__Stated goal__
Reproduce, unchanged, the stretch of entries from the line containing "render-image-1 (29, 352, 319, 593)" through the line containing "metal-atom (193, 498, 201, 505)", including both of those lines.

__Excerpted data__
/---
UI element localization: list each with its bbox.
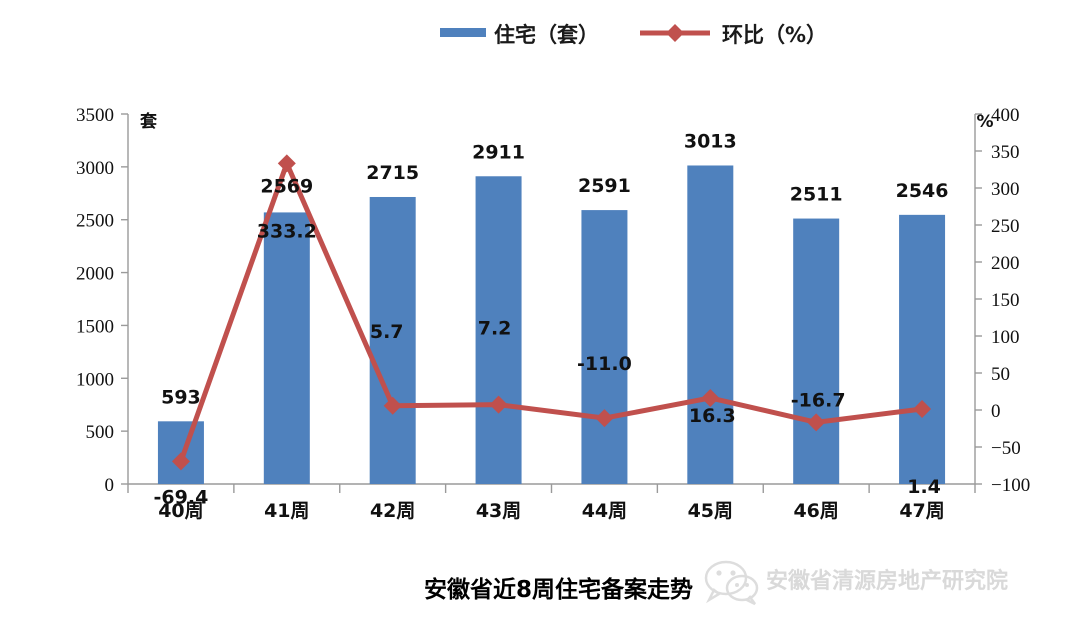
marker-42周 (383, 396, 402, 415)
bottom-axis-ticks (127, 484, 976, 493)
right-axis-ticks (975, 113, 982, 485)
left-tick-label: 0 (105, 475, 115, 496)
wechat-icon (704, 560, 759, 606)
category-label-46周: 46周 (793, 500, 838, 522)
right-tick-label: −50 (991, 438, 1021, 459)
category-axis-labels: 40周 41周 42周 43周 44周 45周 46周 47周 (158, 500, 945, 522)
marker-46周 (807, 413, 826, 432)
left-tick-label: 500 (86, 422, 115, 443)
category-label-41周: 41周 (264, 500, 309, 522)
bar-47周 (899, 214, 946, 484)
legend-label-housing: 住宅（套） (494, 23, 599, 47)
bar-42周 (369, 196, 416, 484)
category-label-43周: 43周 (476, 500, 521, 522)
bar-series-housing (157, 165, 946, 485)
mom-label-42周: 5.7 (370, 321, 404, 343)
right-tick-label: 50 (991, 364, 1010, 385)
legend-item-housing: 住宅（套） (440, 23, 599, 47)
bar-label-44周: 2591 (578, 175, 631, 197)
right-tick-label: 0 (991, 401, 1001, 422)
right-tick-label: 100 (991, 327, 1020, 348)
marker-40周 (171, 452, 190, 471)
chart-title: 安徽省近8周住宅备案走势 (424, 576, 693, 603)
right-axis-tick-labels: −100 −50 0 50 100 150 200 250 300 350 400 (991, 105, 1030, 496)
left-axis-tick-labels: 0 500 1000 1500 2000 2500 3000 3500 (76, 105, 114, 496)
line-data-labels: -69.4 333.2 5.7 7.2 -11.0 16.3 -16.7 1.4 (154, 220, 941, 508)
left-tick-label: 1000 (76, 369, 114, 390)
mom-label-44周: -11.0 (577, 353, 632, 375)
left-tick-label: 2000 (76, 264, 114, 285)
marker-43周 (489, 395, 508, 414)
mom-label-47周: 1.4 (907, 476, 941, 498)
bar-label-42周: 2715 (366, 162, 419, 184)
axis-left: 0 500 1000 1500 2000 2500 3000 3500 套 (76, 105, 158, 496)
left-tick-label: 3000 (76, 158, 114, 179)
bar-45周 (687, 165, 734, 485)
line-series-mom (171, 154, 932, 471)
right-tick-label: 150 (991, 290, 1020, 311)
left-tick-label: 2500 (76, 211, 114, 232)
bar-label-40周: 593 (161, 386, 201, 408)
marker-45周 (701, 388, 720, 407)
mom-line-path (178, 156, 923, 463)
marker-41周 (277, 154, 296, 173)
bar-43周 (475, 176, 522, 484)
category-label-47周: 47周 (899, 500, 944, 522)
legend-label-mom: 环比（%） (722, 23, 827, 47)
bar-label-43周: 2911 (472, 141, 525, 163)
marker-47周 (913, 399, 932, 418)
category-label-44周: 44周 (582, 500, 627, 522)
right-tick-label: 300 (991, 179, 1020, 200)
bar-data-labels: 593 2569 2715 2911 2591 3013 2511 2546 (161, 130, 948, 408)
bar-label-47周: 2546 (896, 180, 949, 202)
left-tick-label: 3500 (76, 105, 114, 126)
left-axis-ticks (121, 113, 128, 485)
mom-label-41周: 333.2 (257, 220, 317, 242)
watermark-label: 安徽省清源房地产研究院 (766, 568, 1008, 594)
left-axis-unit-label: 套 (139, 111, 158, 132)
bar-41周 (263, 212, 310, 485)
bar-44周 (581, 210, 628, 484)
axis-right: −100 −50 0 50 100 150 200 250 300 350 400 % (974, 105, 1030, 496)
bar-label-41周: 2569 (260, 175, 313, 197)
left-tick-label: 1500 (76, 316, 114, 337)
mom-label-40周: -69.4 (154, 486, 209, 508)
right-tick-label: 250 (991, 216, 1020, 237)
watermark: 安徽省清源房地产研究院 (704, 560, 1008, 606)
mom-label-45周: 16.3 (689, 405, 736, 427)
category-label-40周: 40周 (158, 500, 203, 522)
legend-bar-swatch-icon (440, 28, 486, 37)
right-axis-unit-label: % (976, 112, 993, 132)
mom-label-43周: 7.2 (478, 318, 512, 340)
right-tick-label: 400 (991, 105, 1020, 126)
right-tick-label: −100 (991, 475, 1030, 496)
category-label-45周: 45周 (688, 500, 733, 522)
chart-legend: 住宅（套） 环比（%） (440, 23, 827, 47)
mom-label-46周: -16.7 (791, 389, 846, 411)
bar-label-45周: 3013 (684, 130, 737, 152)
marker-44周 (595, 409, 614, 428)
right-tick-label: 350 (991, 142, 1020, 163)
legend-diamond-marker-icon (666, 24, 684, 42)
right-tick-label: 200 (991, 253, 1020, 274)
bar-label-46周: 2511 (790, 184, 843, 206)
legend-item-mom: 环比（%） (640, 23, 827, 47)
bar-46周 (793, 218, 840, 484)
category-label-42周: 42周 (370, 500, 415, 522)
\---
/---
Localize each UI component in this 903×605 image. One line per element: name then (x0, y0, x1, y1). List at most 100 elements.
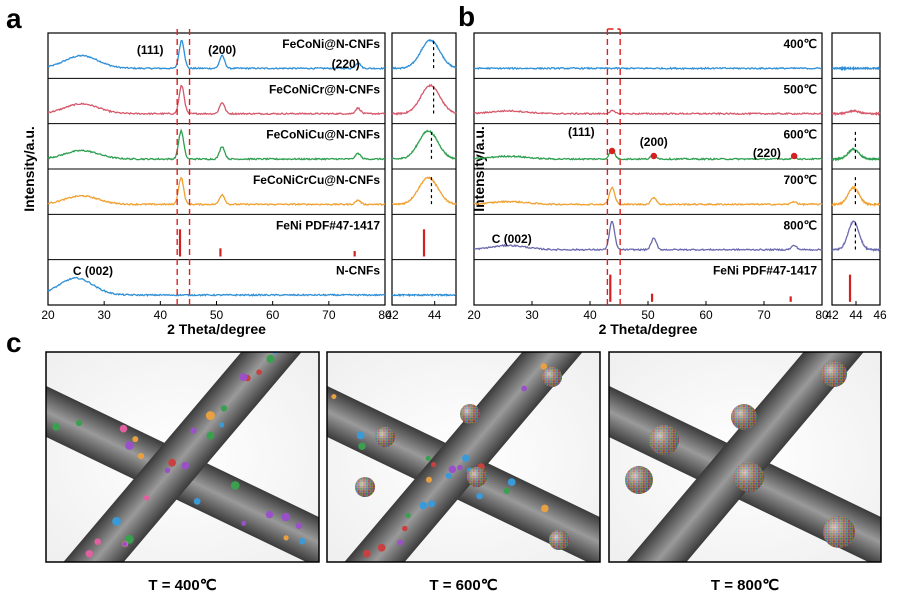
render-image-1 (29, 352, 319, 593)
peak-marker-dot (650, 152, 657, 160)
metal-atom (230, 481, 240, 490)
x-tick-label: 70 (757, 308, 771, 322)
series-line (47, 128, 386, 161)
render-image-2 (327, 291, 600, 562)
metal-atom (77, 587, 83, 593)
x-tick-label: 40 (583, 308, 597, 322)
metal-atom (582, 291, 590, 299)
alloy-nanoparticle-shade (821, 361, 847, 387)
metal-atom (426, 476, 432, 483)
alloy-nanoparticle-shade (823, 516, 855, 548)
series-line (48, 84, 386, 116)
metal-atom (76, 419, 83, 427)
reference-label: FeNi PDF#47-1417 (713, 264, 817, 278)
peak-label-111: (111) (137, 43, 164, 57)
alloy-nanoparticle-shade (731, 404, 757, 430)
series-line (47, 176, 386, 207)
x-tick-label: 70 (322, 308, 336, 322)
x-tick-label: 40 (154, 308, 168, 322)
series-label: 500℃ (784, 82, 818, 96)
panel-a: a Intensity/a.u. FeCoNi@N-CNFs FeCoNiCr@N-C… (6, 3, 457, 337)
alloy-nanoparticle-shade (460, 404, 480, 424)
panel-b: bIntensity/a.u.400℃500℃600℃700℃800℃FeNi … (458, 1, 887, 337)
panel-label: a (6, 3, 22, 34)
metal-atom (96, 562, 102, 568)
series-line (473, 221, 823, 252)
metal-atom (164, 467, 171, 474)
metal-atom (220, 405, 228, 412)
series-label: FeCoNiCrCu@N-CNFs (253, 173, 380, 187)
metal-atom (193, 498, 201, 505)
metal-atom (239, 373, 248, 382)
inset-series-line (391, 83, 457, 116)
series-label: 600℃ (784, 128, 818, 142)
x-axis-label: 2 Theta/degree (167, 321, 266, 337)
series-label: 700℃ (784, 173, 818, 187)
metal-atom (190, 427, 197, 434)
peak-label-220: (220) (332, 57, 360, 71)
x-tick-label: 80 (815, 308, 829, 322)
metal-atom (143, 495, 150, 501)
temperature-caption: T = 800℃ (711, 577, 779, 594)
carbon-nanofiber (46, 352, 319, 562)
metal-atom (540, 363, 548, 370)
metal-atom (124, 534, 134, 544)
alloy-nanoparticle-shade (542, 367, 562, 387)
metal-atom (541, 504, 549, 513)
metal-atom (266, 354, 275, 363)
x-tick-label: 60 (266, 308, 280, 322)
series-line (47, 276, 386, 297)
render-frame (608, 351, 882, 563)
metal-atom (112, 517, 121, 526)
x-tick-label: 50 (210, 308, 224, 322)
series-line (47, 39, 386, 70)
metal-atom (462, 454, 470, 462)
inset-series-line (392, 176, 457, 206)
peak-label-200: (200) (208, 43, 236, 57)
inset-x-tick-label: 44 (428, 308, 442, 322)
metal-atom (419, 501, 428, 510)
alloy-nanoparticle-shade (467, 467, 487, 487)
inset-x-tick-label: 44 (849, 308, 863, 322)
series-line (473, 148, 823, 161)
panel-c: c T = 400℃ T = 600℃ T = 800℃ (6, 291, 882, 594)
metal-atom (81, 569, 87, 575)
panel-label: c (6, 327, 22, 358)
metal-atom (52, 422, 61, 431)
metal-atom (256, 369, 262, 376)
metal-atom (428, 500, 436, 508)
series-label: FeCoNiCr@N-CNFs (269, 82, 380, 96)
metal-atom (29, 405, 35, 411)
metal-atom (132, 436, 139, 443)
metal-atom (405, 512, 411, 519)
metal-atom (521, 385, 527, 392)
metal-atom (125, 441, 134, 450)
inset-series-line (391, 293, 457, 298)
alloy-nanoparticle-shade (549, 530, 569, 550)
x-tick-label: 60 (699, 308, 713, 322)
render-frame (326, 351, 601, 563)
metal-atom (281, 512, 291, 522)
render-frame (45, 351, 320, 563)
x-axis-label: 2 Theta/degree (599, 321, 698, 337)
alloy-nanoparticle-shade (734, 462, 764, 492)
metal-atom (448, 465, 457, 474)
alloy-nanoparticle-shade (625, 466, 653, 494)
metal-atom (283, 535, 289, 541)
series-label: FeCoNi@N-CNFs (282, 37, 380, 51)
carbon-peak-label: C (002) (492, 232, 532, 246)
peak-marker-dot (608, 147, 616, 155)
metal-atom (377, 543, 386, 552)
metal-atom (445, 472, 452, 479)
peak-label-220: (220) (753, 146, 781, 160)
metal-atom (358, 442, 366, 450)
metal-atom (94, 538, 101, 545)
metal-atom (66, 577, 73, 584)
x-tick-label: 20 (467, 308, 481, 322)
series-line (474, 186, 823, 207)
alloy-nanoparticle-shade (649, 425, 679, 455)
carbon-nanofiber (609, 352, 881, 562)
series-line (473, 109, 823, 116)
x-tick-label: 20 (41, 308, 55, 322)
\---
__Task result__
render-image-1 (29, 352, 319, 593)
peak-marker-dot (650, 152, 657, 160)
metal-atom (230, 481, 240, 490)
x-tick-label: 70 (757, 308, 771, 322)
series-line (47, 128, 386, 161)
render-image-2 (327, 291, 600, 562)
metal-atom (77, 587, 83, 593)
x-tick-label: 40 (583, 308, 597, 322)
metal-atom (582, 291, 590, 299)
alloy-nanoparticle-shade (821, 361, 847, 387)
metal-atom (426, 476, 432, 483)
alloy-nanoparticle-shade (823, 516, 855, 548)
series-line (48, 84, 386, 116)
metal-atom (76, 419, 83, 427)
reference-label: FeNi PDF#47-1417 (713, 264, 817, 278)
peak-label-111: (111) (137, 43, 164, 57)
alloy-nanoparticle-shade (731, 404, 757, 430)
series-line (47, 176, 386, 207)
x-tick-label: 70 (322, 308, 336, 322)
x-tick-label: 40 (154, 308, 168, 322)
series-label: 500℃ (784, 82, 818, 96)
panel-a: a Intensity/a.u. FeCoNi@N-CNFs FeCoNiCr@N-C… (6, 3, 457, 337)
alloy-nanoparticle-shade (460, 404, 480, 424)
panel-b: bIntensity/a.u.400℃500℃600℃700℃800℃FeNi … (458, 1, 887, 337)
panel-label: a (6, 3, 22, 34)
metal-atom (96, 562, 102, 568)
series-line (473, 221, 823, 252)
metal-atom (164, 467, 171, 474)
metal-atom (220, 405, 228, 412)
series-label: FeCoNiCrCu@N-CNFs (253, 173, 380, 187)
metal-atom (193, 498, 201, 505)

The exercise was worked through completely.